=== Given data ===

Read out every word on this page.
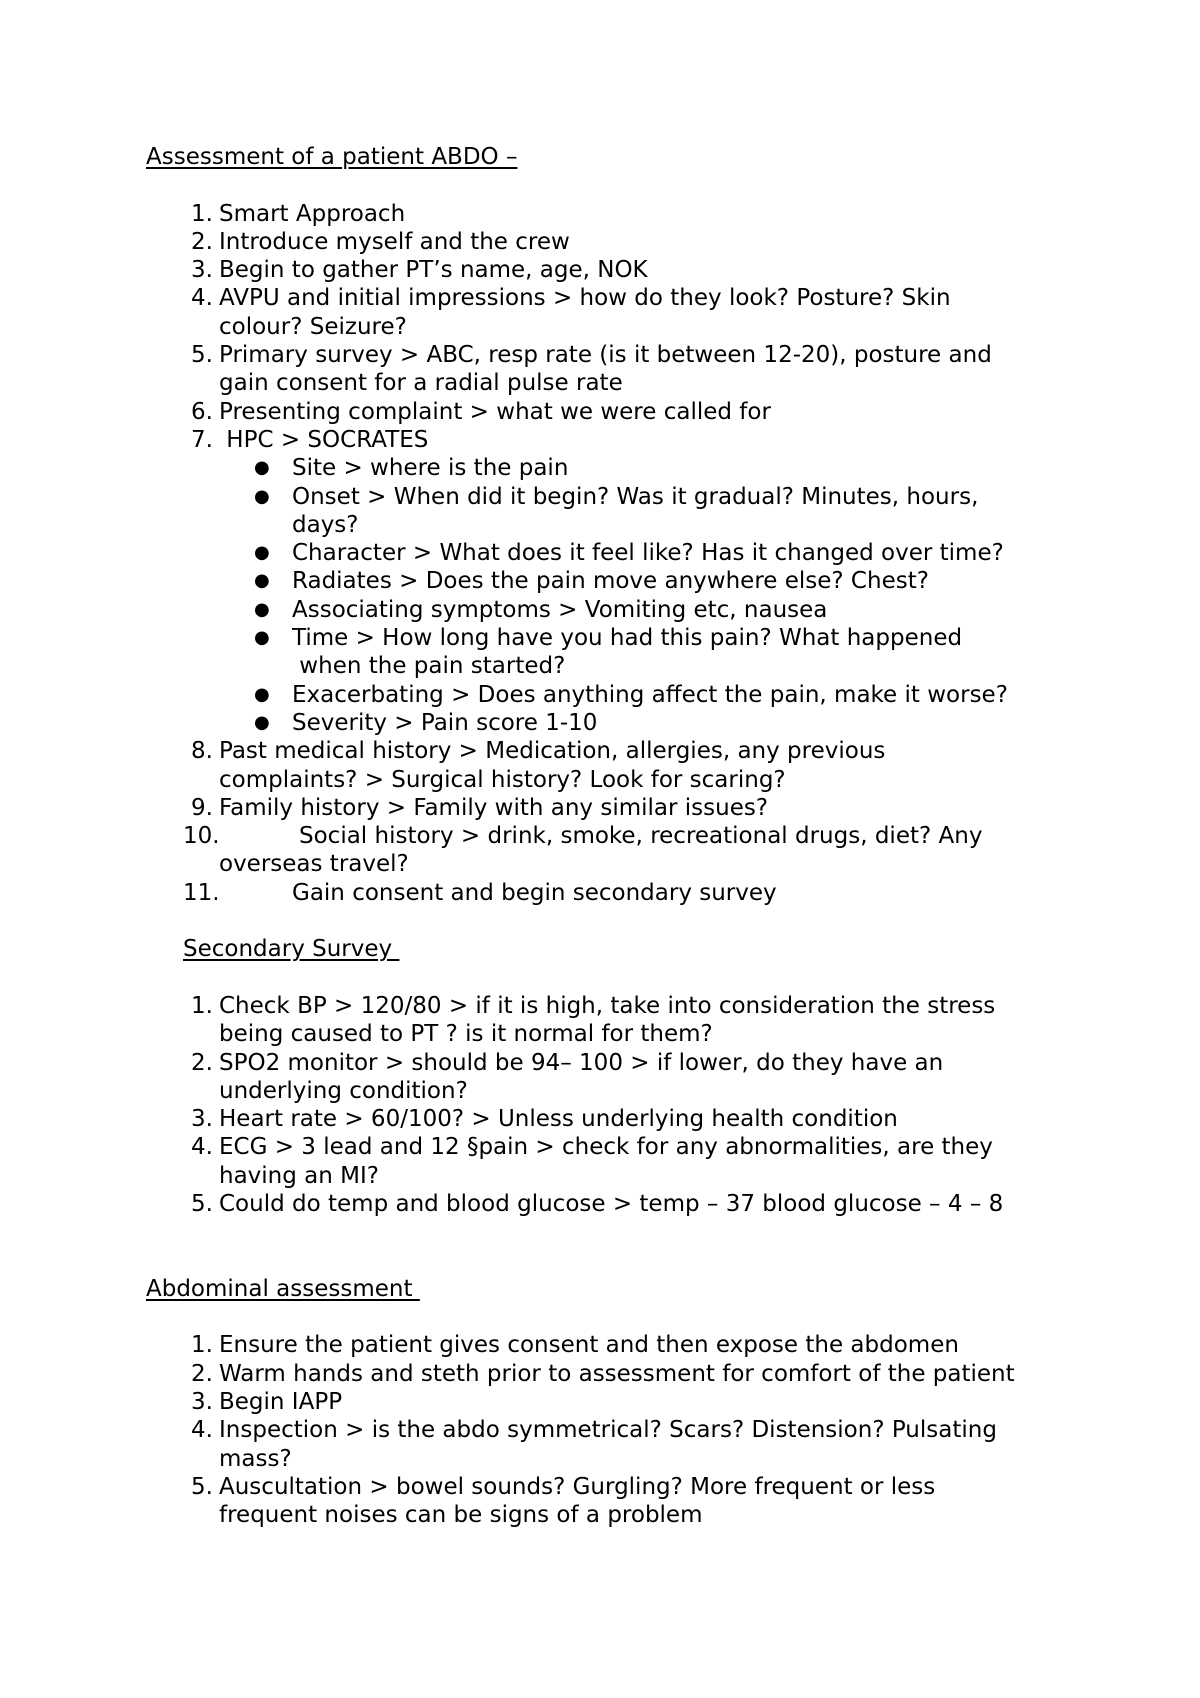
Assessment of a patient ABDO –
1. Smart Approach
2. Introduce myself and the crew
3. Begin to gather PT’s name, age, NOK
4. AVPU and initial impressions > how do they look? Posture? Skin
colour? Seizure?
5. Primary survey > ABC, resp rate (is it between 12-20), posture and
gain consent for a radial pulse rate
6. Presenting complaint > what we were called for
7. HPC > SOCRATES
● Site > where is the pain
● Onset > When did it begin? Was it gradual? Minutes, hours,
days?
● Character > What does it feel like? Has it changed over time?
● Radiates > Does the pain move anywhere else? Chest?
● Associating symptoms > Vomiting etc, nausea
● Time > How long have you had this pain? What happened
when the pain started?
● Exacerbating > Does anything affect the pain, make it worse?
● Severity > Pain score 1-10
8. Past medical history > Medication, allergies, any previous
complaints? > Surgical history? Look for scaring?
9. Family history > Family with any similar issues?
10.	Social history > drink, smoke, recreational drugs, diet? Any
overseas travel?
11.	Gain consent and begin secondary survey
Secondary Survey
1. Check BP > 120/80 > if it is high, take into consideration the stress
being caused to PT ? is it normal for them?
2. SPO2 monitor > should be 94– 100 > if lower, do they have an
underlying condition?
3. Heart rate > 60/100? > Unless underlying health condition
4. ECG > 3 lead and 12 §pain > check for any abnormalities, are they
having an MI?
5. Could do temp and blood glucose > temp – 37 blood glucose – 4 – 8
Abdominal assessment
1. Ensure the patient gives consent and then expose the abdomen
2. Warm hands and steth prior to assessment for comfort of the patient
3. Begin IAPP
4. Inspection > is the abdo symmetrical? Scars? Distension? Pulsating
mass?
5. Auscultation > bowel sounds? Gurgling? More frequent or less
frequent noises can be signs of a problem
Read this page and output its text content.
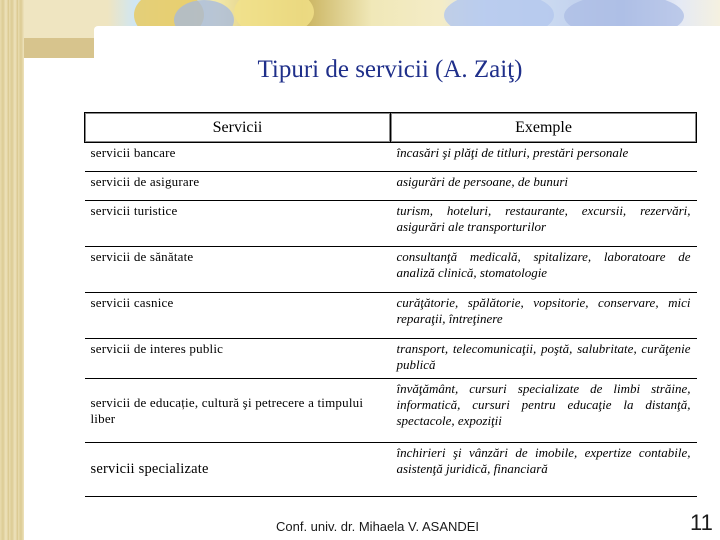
Tipuri de servicii (A. Zaiţ)
Servicii	Exemple
servicii bancare	încasări şi plăţi de titluri, prestări personale
servicii de asigurare	asigurări de persoane, de bunuri
servicii turistice	turism, hoteluri, restaurante, excursii, rezervări, asigurări ale transporturilor
servicii de sănătate	consultanţă medicală, spitalizare, laboratoare de analiză clinică, stomatologie
servicii casnice	curăţătorie, spălătorie, vopsitorie, conservare, mici reparaţii, întreţinere
servicii de interes public	transport, telecomunicaţii, poştă, salubritate, curăţenie publică
servicii de educație, cultură şi petrecere a timpului liber	învăţământ, cursuri specializate de limbi străine, informatică, cursuri pentru educaţie la distanţă, spectacole, expoziţii
servicii specializate	închirieri şi vânzări de imobile, expertize contabile, asistenţă juridică, financiară
Conf. univ. dr. Mihaela V. ASANDEI	11
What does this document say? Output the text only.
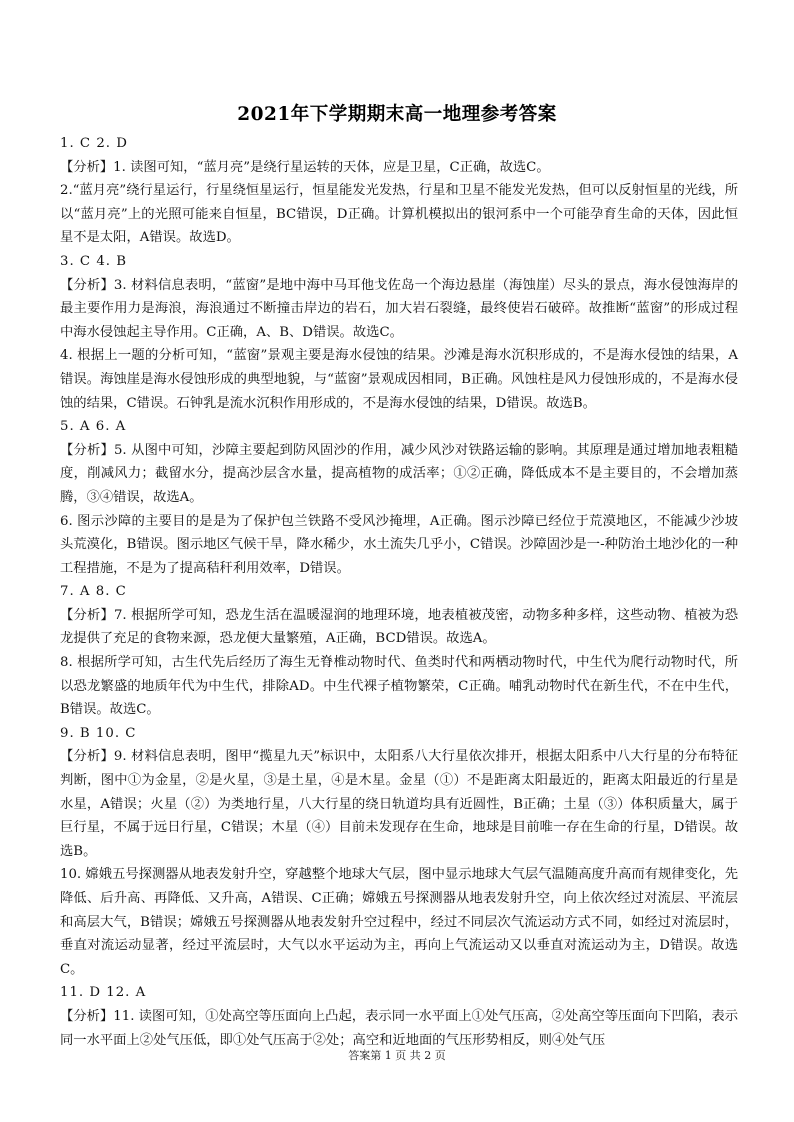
2021年下学期期末高一地理参考答案

1. C 2. D

【分析】1. 读图可知，“蓝月亮”是绕行星运转的天体，应是卫星，C正确，故选C。

2.“蓝月亮”绕行星运行，行星绕恒星运行，恒星能发光发热，行星和卫星不能发光发热，但可以反射恒星的光线，所以“蓝月亮”上的光照可能来自恒星，BC错误，D正确。计算机模拟出的银河系中一个可能孕育生命的天体，因此恒星不是太阳，A错误。故选D。

3. C 4. B

【分析】3. 材料信息表明，“蓝窗”是地中海中马耳他戈佐岛一个海边悬崖（海蚀崖）尽头的景点，海水侵蚀海岸的最主要作用力是海浪，海浪通过不断撞击岸边的岩石，加大岩石裂缝，最终使岩石破碎。故推断“蓝窗”的形成过程中海水侵蚀起主导作用。C正确，A、B、D错误。故选C。

4. 根据上一题的分析可知，“蓝窗”景观主要是海水侵蚀的结果。沙滩是海水沉积形成的，不是海水侵蚀的结果，A错误。海蚀崖是海水侵蚀形成的典型地貌，与“蓝窗”景观成因相同，B正确。风蚀柱是风力侵蚀形成的，不是海水侵蚀的结果，C错误。石钟乳是流水沉积作用形成的，不是海水侵蚀的结果，D错误。故选B。

5. A 6. A

【分析】5. 从图中可知，沙障主要起到防风固沙的作用，减少风沙对铁路运输的影响。其原理是通过增加地表粗糙度，削减风力；截留水分，提高沙层含水量，提高植物的成活率；①②正确，降低成本不是主要目的，不会增加蒸腾，③④错误，故选A。

6. 图示沙障的主要目的是是为了保护包兰铁路不受风沙掩埋，A正确。图示沙障已经位于荒漠地区，不能减少沙坡头荒漠化，B错误。图示地区气候干旱，降水稀少，水土流失几乎小，C错误。沙障固沙是一-种防治土地沙化的一种工程措施，不是为了提高秸秆利用效率，D错误。

7. A 8. C

【分析】7. 根据所学可知，恐龙生活在温暖湿润的地理环境，地表植被茂密，动物多种多样，这些动物、植被为恐龙提供了充足的食物来源，恐龙便大量繁殖，A正确，BCD错误。故选A。

8. 根据所学可知，古生代先后经历了海生无脊椎动物时代、鱼类时代和两栖动物时代，中生代为爬行动物时代，所以恐龙繁盛的地质年代为中生代，排除AD。中生代裸子植物繁荣，C正确。哺乳动物时代在新生代，不在中生代，B错误。故选C。

9. B 10. C

【分析】9. 材料信息表明，图甲“揽星九天”标识中，太阳系八大行星依次排开，根据太阳系中八大行星的分布特征判断，图中①为金星，②是火星，③是土星，④是木星。金星（①）不是距离太阳最近的，距离太阳最近的行星是水星，A错误；火星（②）为类地行星，八大行星的绕日轨道均具有近圆性，B正确；土星（③）体积质量大，属于巨行星，不属于远日行星，C错误；木星（④）目前未发现存在生命，地球是目前唯一存在生命的行星，D错误。故选B。

10. 嫦娥五号探测器从地表发射升空，穿越整个地球大气层，图中显示地球大气层气温随高度升高而有规律变化，先降低、后升高、再降低、又升高，A错误、C正确；嫦娥五号探测器从地表发射升空，向上依次经过对流层、平流层和高层大气，B错误；嫦娥五号探测器从地表发射升空过程中，经过不同层次气流运动方式不同，如经过对流层时，垂直对流运动显著，经过平流层时，大气以水平运动为主，再向上气流运动又以垂直对流运动为主，D错误。故选C。

11. D 12. A

【分析】11. 读图可知，①处高空等压面向上凸起，表示同一水平面上①处气压高，②处高空等压面向下凹陷，表示同一水平面上②处气压低，即①处气压高于②处；高空和近地面的气压形势相反，则④处气压

答案第 1 页 共 2 页
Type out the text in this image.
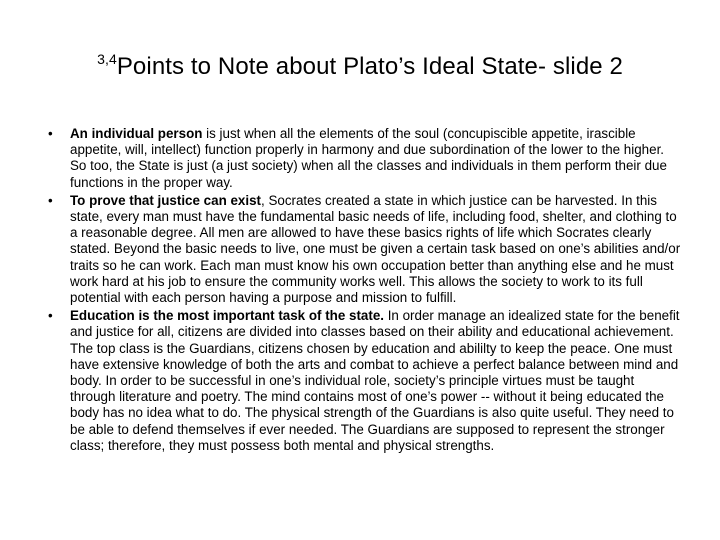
$^{3,4}$Points to Note about Plato’s Ideal State- slide 2
• An individual person is just when all the elements of the soul (concupiscible appetite, irascible appetite, will, intellect) function properly in harmony and due subordination of the lower to the higher. So too, the State is just (a just society) when all the classes and individuals in them perform their due functions in the proper way.
• To prove that justice can exist, Socrates created a state in which justice can be harvested. In this state, every man must have the fundamental basic needs of life, including food, shelter, and clothing to a reasonable degree. All men are allowed to have these basics rights of life which Socrates clearly stated. Beyond the basic needs to live, one must be given a certain task based on one’s abilities and/or traits so he can work. Each man must know his own occupation better than anything else and he must work hard at his job to ensure the community works well. This allows the society to work to its full potential with each person having a purpose and mission to fulfill.
• Education is the most important task of the state. In order manage an idealized state for the benefit and justice for all, citizens are divided into classes based on their ability and educational achievement. The top class is the Guardians, citizens chosen by education and abililty to keep the peace. One must have extensive knowledge of both the arts and combat to achieve a perfect balance between mind and body. In order to be successful in one’s individual role, society’s principle virtues must be taught through literature and poetry. The mind contains most of one’s power -- without it being educated the body has no idea what to do. The physical strength of the Guardians is also quite useful. They need to be able to defend themselves if ever needed. The Guardians are supposed to represent the stronger class; therefore, they must possess both mental and physical strengths.
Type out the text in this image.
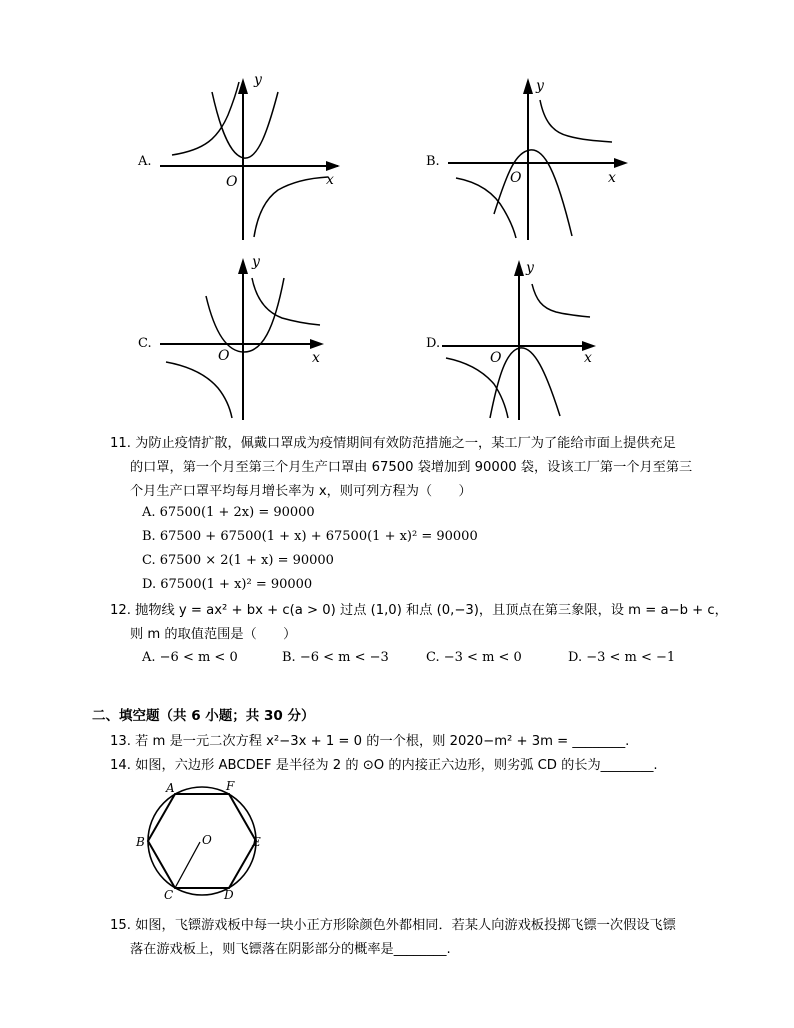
A.
y
x
O
B.
y
x
O
C.
y
x
O
D.
y
x
O
11. 为防止疫情扩散，佩戴口罩成为疫情期间有效防范措施之一，某工厂为了能给市面上提供充足
的口罩，第一个月至第三个月生产口罩由 67500 袋增加到 90000 袋，设该工厂第一个月至第三
个月生产口罩平均每月增长率为 x，则可列方程为（　　）
A. 67500(1 + 2x) = 90000
B. 67500 + 67500(1 + x) + 67500(1 + x)² = 90000
C. 67500 × 2(1 + x) = 90000
D. 67500(1 + x)² = 90000
12. 抛物线 y = ax² + bx + c(a > 0) 过点 (1,0) 和点 (0,−3)，且顶点在第三象限，设 m = a−b + c，
则 m 的取值范围是（　　）
A. −6 < m < 0	B. −6 < m < −3	C. −3 < m < 0	D. −3 < m < −1
二、填空题（共 6 小题；共 30 分）
13. 若 m 是一元二次方程 x²−3x + 1 = 0 的一个根，则 2020−m² + 3m = ________.
14. 如图，六边形 ABCDEF 是半径为 2 的 ⊙O 的内接正六边形，则劣弧 CD 的长为________.
A	F
B	E
C	D
O
15. 如图，飞镖游戏板中每一块小正方形除颜色外都相同．若某人向游戏板投掷飞镖一次假设飞镖
落在游戏板上，则飞镖落在阴影部分的概率是________.
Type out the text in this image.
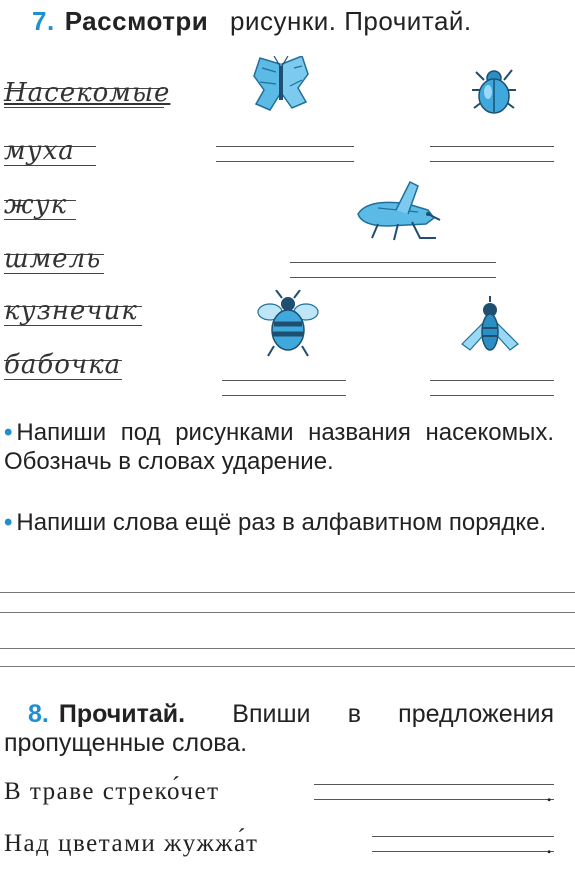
7. Рассмотри рисунки. Прочитай.
Насекомые
муха
жук
шмель
кузнечик
бабочка
• Напиши под рисунками названия насекомых. Обозначь в словах ударение.
• Напиши слова ещё раз в алфавитном порядке.
8. Прочитай. Впиши в предложения пропущенные слова.
В траве стреко́чет	.
Над цветами жужжа́т	.
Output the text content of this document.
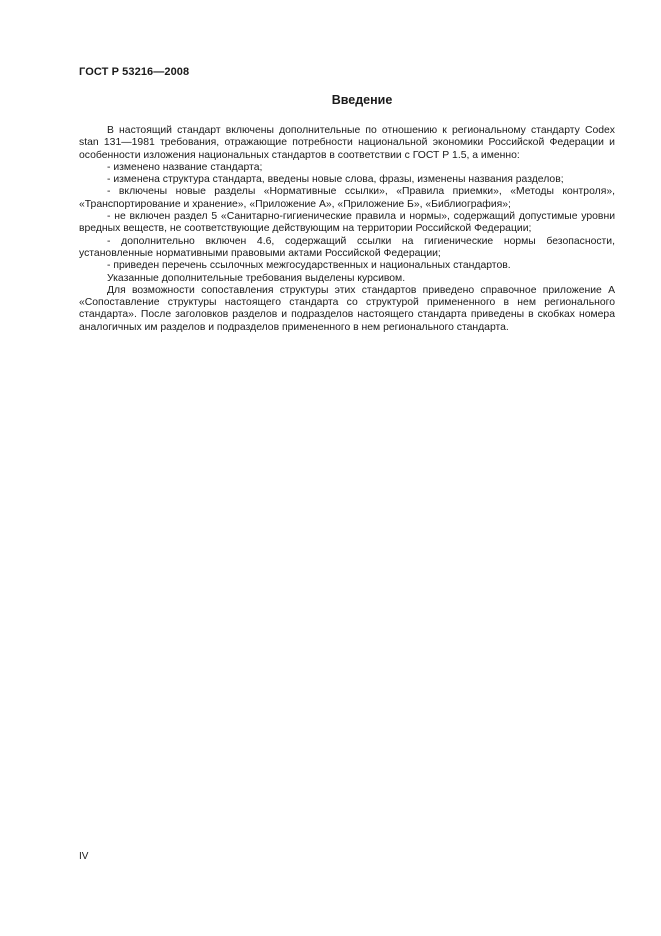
ГОСТ Р 53216—2008
Введение

В настоящий стандарт включены дополнительные по отношению к региональному стандарту Codex stan 131—1981 требования, отражающие потребности национальной экономики Российской Федерации и особенности изложения национальных стандартов в соответствии с ГОСТ Р 1.5, а именно:

- изменено название стандарта;

- изменена структура стандарта, введены новые слова, фразы, изменены названия разделов;

- включены новые разделы «Нормативные ссылки», «Правила приемки», «Методы контроля», «Транспортирование и хранение», «Приложение А», «Приложение Б», «Библиография»;

- не включен раздел 5 «Санитарно-гигиенические правила и нормы», содержащий допустимые уровни вредных веществ, не соответствующие действующим на территории Российской Федерации;

- дополнительно включен 4.6, содержащий ссылки на гигиенические нормы безопасности, установленные нормативными правовыми актами Российской Федерации;

- приведен перечень ссылочных межгосударственных и национальных стандартов.

Указанные дополнительные требования выделены курсивом.

Для возможности сопоставления структуры этих стандартов приведено справочное приложение А «Сопоставление структуры настоящего стандарта со структурой примененного в нем регионального стандарта». После заголовков разделов и подразделов настоящего стандарта приведены в скобках номера аналогичных им разделов и подразделов примененного в нем регионального стандарта.

IV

===

- **Directions**
Each line holding "材料信息表明" must be found and copied.

- **Final result**
【分析】3. 材料信息表明，“蓝窗”是地中海中马耳他戈佐岛一个海边悬崖（海蚀崖）尽头的景点，海水侵蚀海岸的最主要作用力是海浪，海浪通过不断撞击岸边的岩石，加大岩石裂缝，最终使岩石破碎。故推断“蓝窗”的形成过程中海水侵蚀起主导作用。C正确，A、B、D错误。故选C。
【分析】9. 材料信息表明，图甲“揽星九天”标识中，太阳系八大行星依次排开，根据太阳系中八大行星的分布特征判断，图中①为金星，②是火星，③是土星，④是木星。金星（①）不是距离太阳最近的，距离太阳最近的行星是水星，A错误；火星（②）为类地行星，八大行星的绕日轨道均具有近圆性，B正确；土星（③）体积质量大，属于巨行星，不属于远日行星，C错误；木星（④）目前未发现存在生命，地球是目前唯一存在生命的行星，D错误。故选B。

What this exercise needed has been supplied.